-- begin RECORDS FOR THE EXERCISE --

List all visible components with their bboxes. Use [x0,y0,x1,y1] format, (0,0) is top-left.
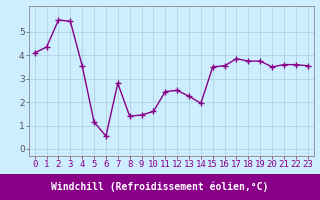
Text: Windchill (Refroidissement éolien,°C): Windchill (Refroidissement éolien,°C) [51,182,269,192]
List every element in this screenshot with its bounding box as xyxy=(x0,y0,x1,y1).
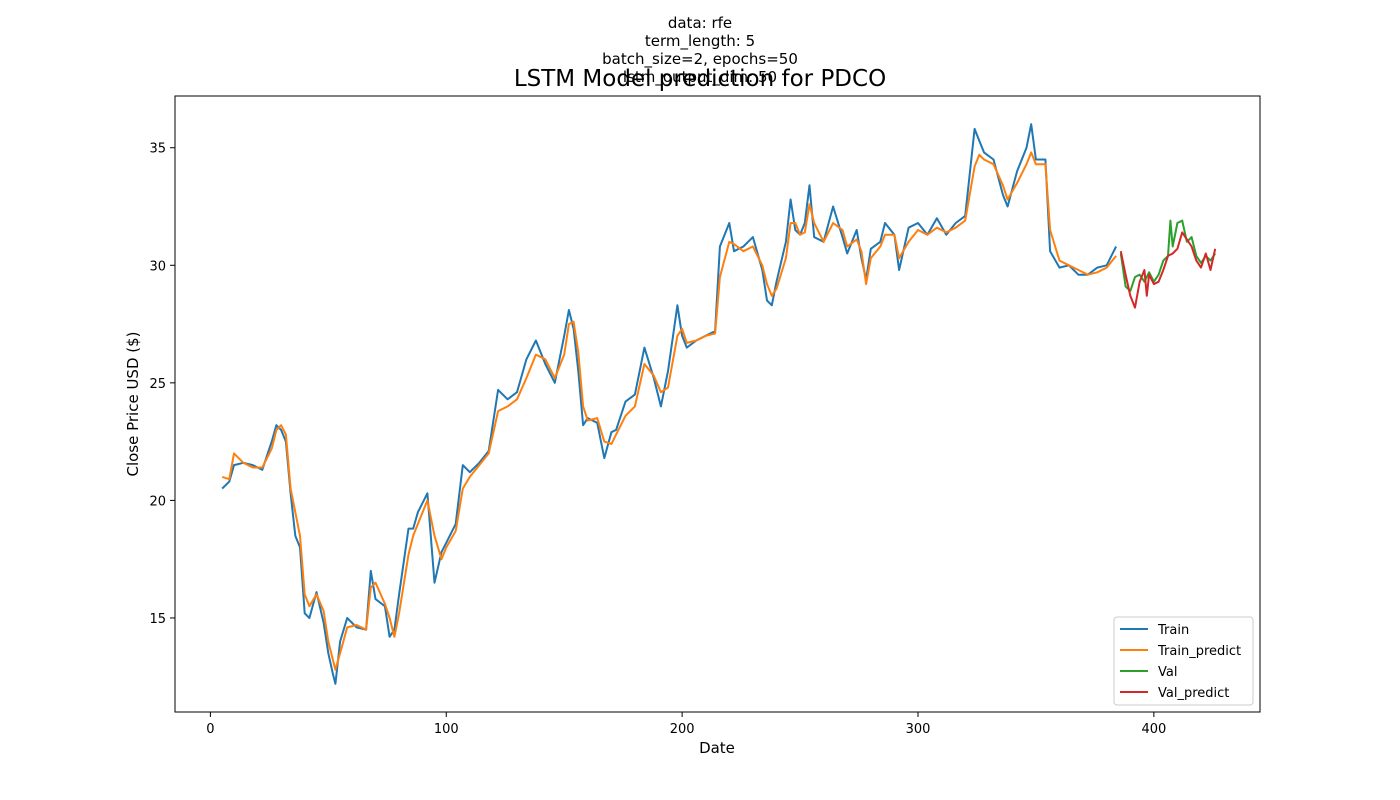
plot-frame xyxy=(174,95,1261,713)
x-axis-label: Date xyxy=(699,739,735,757)
series-lines xyxy=(221,123,1217,685)
series-line-train xyxy=(221,123,1117,685)
y-tick-label: 15 xyxy=(149,612,166,627)
y-tick-label: 30 xyxy=(149,259,166,274)
subtitle-line-1: data: rfe xyxy=(667,14,733,32)
y-tick-label: 20 xyxy=(149,494,166,509)
y-axis-label: Close Price USD ($) xyxy=(124,331,142,476)
x-tick-label: 400 xyxy=(1141,722,1166,737)
subtitle-line-2: term_length: 5 xyxy=(644,32,756,50)
x-tick-label: 300 xyxy=(906,722,931,737)
y-tick-label: 35 xyxy=(149,142,166,157)
legend-label-val: Val xyxy=(1158,665,1177,680)
y-tick-label: 25 xyxy=(149,377,166,392)
legend-label-train: Train xyxy=(1157,623,1189,638)
series-line-train-predict xyxy=(221,151,1117,671)
series-line-val-predict xyxy=(1119,231,1217,309)
chart-title: LSTM Model prediction for PDCO xyxy=(513,66,887,92)
legend: Train Train_predict Val Val_predict xyxy=(1113,616,1254,706)
subtitle-line-4: lstm_output_dim: 50 xyxy=(622,68,778,86)
series-line-val xyxy=(1119,219,1217,293)
x-axis: 0 100 200 300 400 xyxy=(206,712,1166,737)
plot-area xyxy=(174,95,1261,713)
x-tick-label: 0 xyxy=(206,722,214,737)
x-tick-label: 200 xyxy=(670,722,695,737)
y-axis: 15 20 25 30 35 xyxy=(149,142,175,627)
x-tick-label: 100 xyxy=(434,722,459,737)
legend-label-val-predict: Val_predict xyxy=(1158,686,1229,701)
subtitle-line-3: batch_size=2, epochs=50 xyxy=(602,50,798,68)
legend-label-train-predict: Train_predict xyxy=(1157,644,1241,659)
legend-box xyxy=(1113,616,1254,706)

-- end RECORDS FOR THE EXERCISE --

→ **GOAL**
Return each line of the records above that contains the string "subtitle".

→ **EXPECTED OUTPUT**
subtitle-line-1: data: rfe xyxy=(667,14,733,32)
subtitle-line-2: term_length: 5 xyxy=(644,32,756,50)
subtitle-line-4: lstm_output_dim: 50 xyxy=(622,68,778,86)
subtitle-line-3: batch_size=2, epochs=50 xyxy=(602,50,798,68)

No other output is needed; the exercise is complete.